#### Stored data
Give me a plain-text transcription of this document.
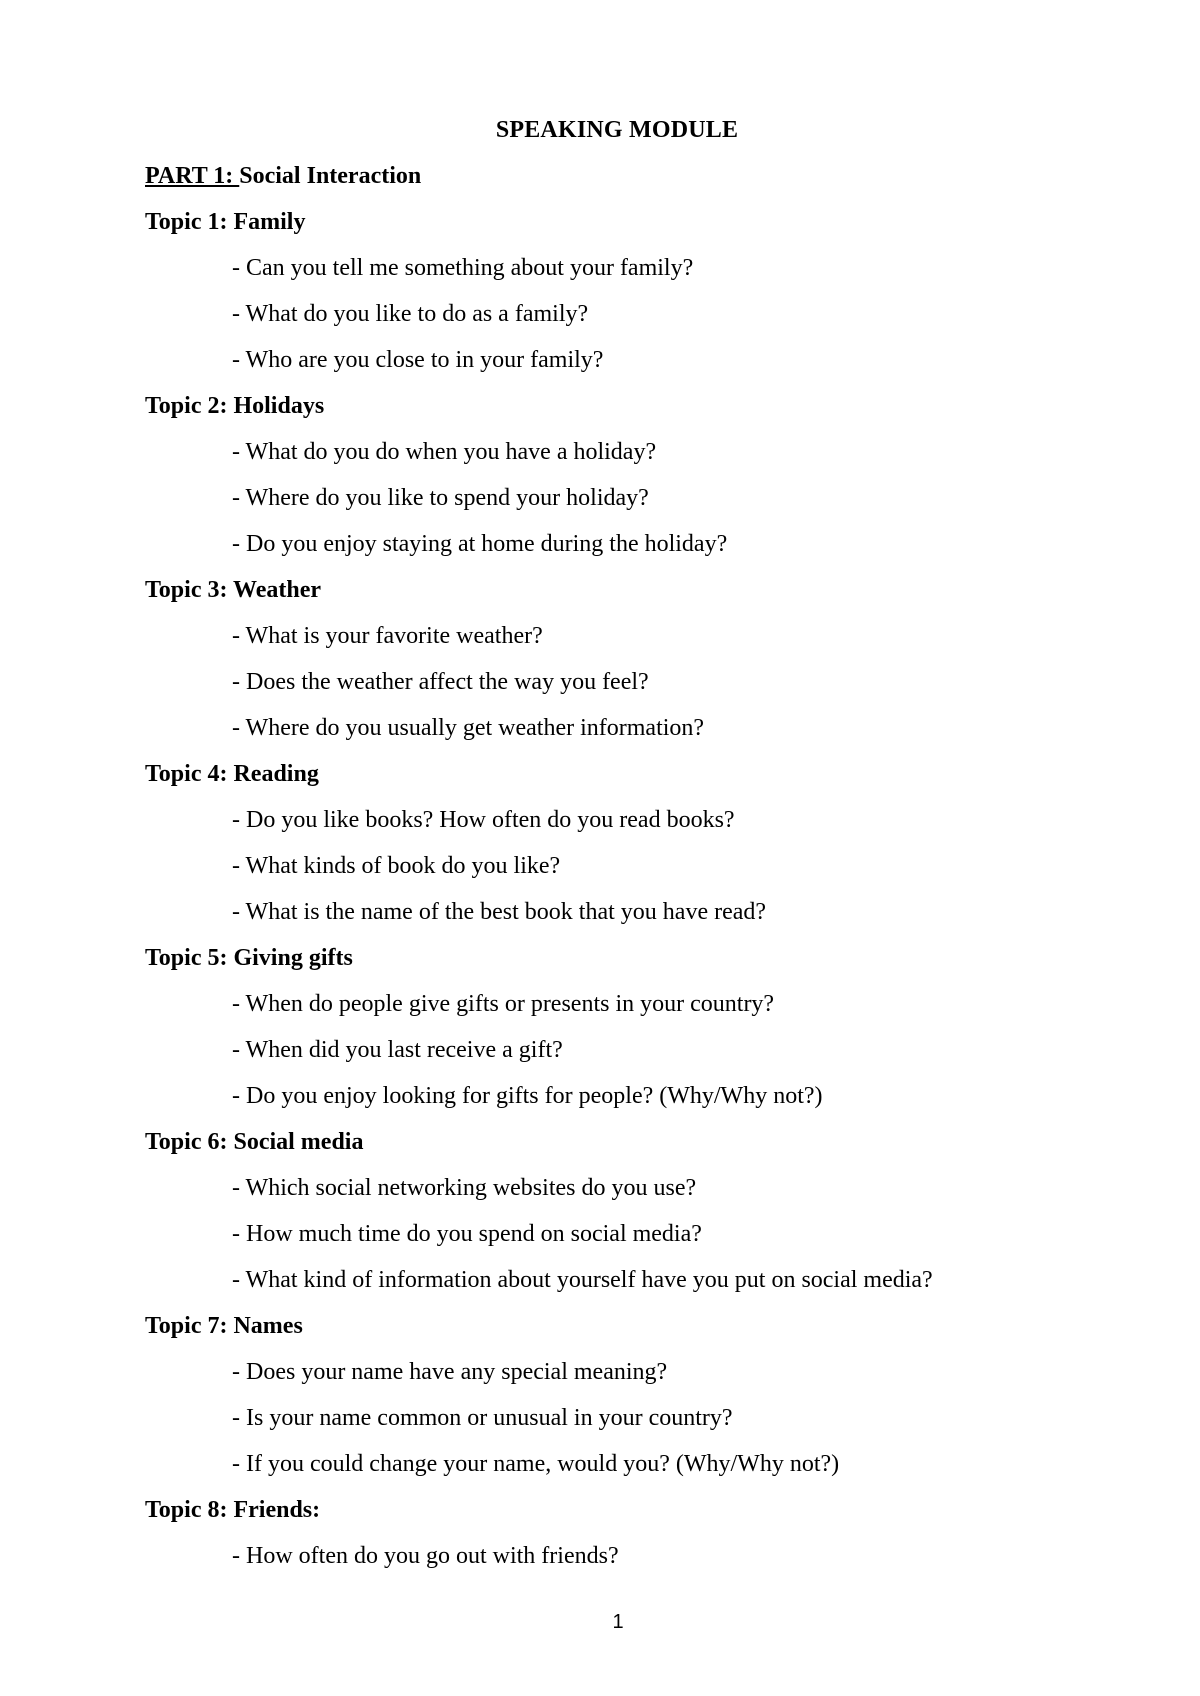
SPEAKING MODULE
PART 1: Social Interaction
Topic 1: Family
- Can you tell me something about your family?
- What do you like to do as a family?
- Who are you close to in your family?
Topic 2: Holidays
- What do you do when you have a holiday?
- Where do you like to spend your holiday?
- Do you enjoy staying at home during the holiday?
Topic 3: Weather
- What is your favorite weather?
- Does the weather affect the way you feel?
- Where do you usually get weather information?
Topic 4: Reading
- Do you like books? How often do you read books?
- What kinds of book do you like?
- What is the name of the best book that you have read?
Topic 5: Giving gifts
- When do people give gifts or presents in your country?
- When did you last receive a gift?
- Do you enjoy looking for gifts for people? (Why/Why not?)
Topic 6: Social media
- Which social networking websites do you use?
- How much time do you spend on social media?
- What kind of information about yourself have you put on social media?
Topic 7: Names
- Does your name have any special meaning?
- Is your name common or unusual in your country?
- If you could change your name, would you? (Why/Why not?)
Topic 8: Friends:
- How often do you go out with friends?
1
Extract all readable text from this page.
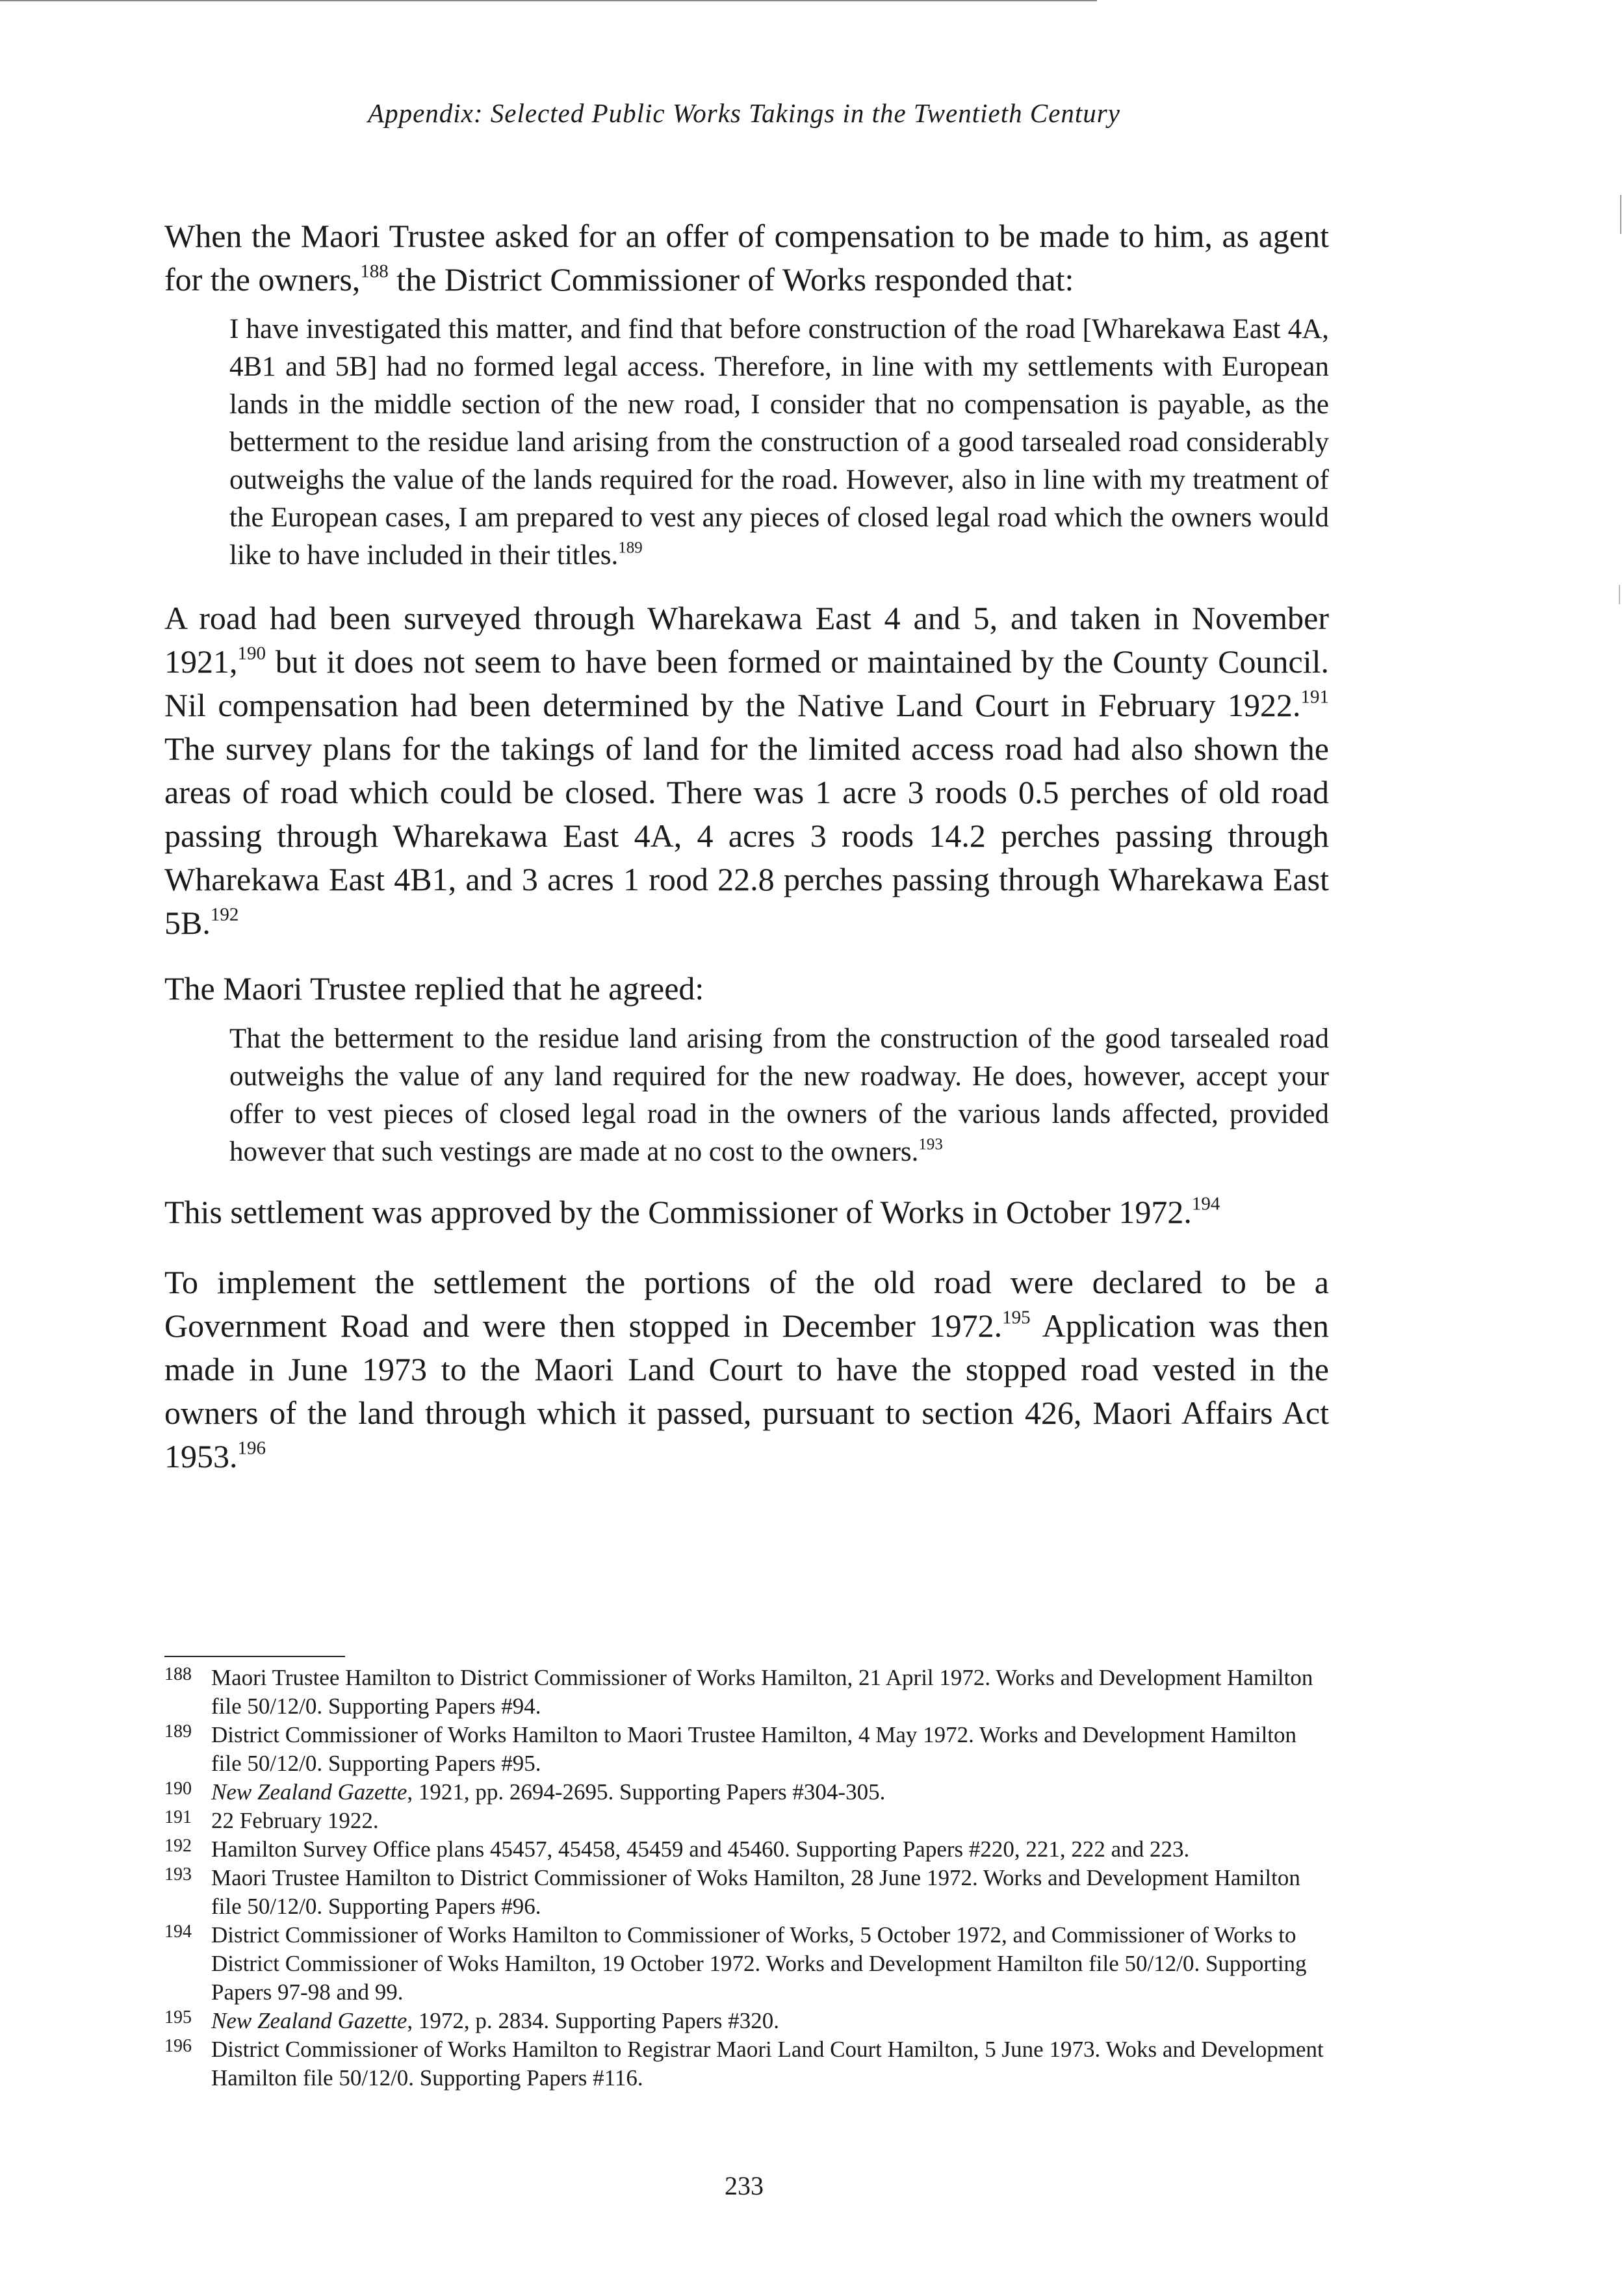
Appendix: Selected Public Works Takings in the Twentieth Century

When the Maori Trustee asked for an offer of compensation to be made to him, as agent for the owners,$^{188}$ the District Commissioner of Works responded that:

I have investigated this matter, and find that before construction of the road [Wharekawa East 4A, 4B1 and 5B] had no formed legal access. Therefore, in line with my settlements with European lands in the middle section of the new road, I consider that no compensation is payable, as the betterment to the residue land arising from the construction of a good tarsealed road considerably outweighs the value of the lands required for the road. However, also in line with my treatment of the European cases, I am prepared to vest any pieces of closed legal road which the owners would like to have included in their titles.$^{189}$

A road had been surveyed through Wharekawa East 4 and 5, and taken in November 1921,$^{190}$ but it does not seem to have been formed or maintained by the County Council. Nil compensation had been determined by the Native Land Court in February 1922.$^{191}$ The survey plans for the takings of land for the limited access road had also shown the areas of road which could be closed. There was 1 acre 3 roods 0.5 perches of old road passing through Wharekawa East 4A, 4 acres 3 roods 14.2 perches passing through Wharekawa East 4B1, and 3 acres 1 rood 22.8 perches passing through Wharekawa East 5B.$^{192}$

The Maori Trustee replied that he agreed:

That the betterment to the residue land arising from the construction of the good tarsealed road outweighs the value of any land required for the new roadway. He does, however, accept your offer to vest pieces of closed legal road in the owners of the various lands affected, provided however that such vestings are made at no cost to the owners.$^{193}$

This settlement was approved by the Commissioner of Works in October 1972.$^{194}$

To implement the settlement the portions of the old road were declared to be a Government Road and were then stopped in December 1972.$^{195}$ Application was then made in June 1973 to the Maori Land Court to have the stopped road vested in the owners of the land through which it passed, pursuant to section 426, Maori Affairs Act 1953.$^{196}$

188 Maori Trustee Hamilton to District Commissioner of Works Hamilton, 21 April 1972. Works and Development Hamilton file 50/12/0. Supporting Papers #94.
189 District Commissioner of Works Hamilton to Maori Trustee Hamilton, 4 May 1972. Works and Development Hamilton file 50/12/0. Supporting Papers #95.
190 New Zealand Gazette, 1921, pp. 2694-2695. Supporting Papers #304-305.
191 22 February 1922.
192 Hamilton Survey Office plans 45457, 45458, 45459 and 45460. Supporting Papers #220, 221, 222 and 223.
193 Maori Trustee Hamilton to District Commissioner of Woks Hamilton, 28 June 1972. Works and Development Hamilton file 50/12/0. Supporting Papers #96.
194 District Commissioner of Works Hamilton to Commissioner of Works, 5 October 1972, and Commissioner of Works to District Commissioner of Woks Hamilton, 19 October 1972. Works and Development Hamilton file 50/12/0. Supporting Papers 97-98 and 99.
195 New Zealand Gazette, 1972, p. 2834. Supporting Papers #320.
196 District Commissioner of Works Hamilton to Registrar Maori Land Court Hamilton, 5 June 1973. Woks and Development Hamilton file 50/12/0. Supporting Papers #116.
233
########
Scan the entries above and work out how many lines include the word "text"; the reply is that number alone.

2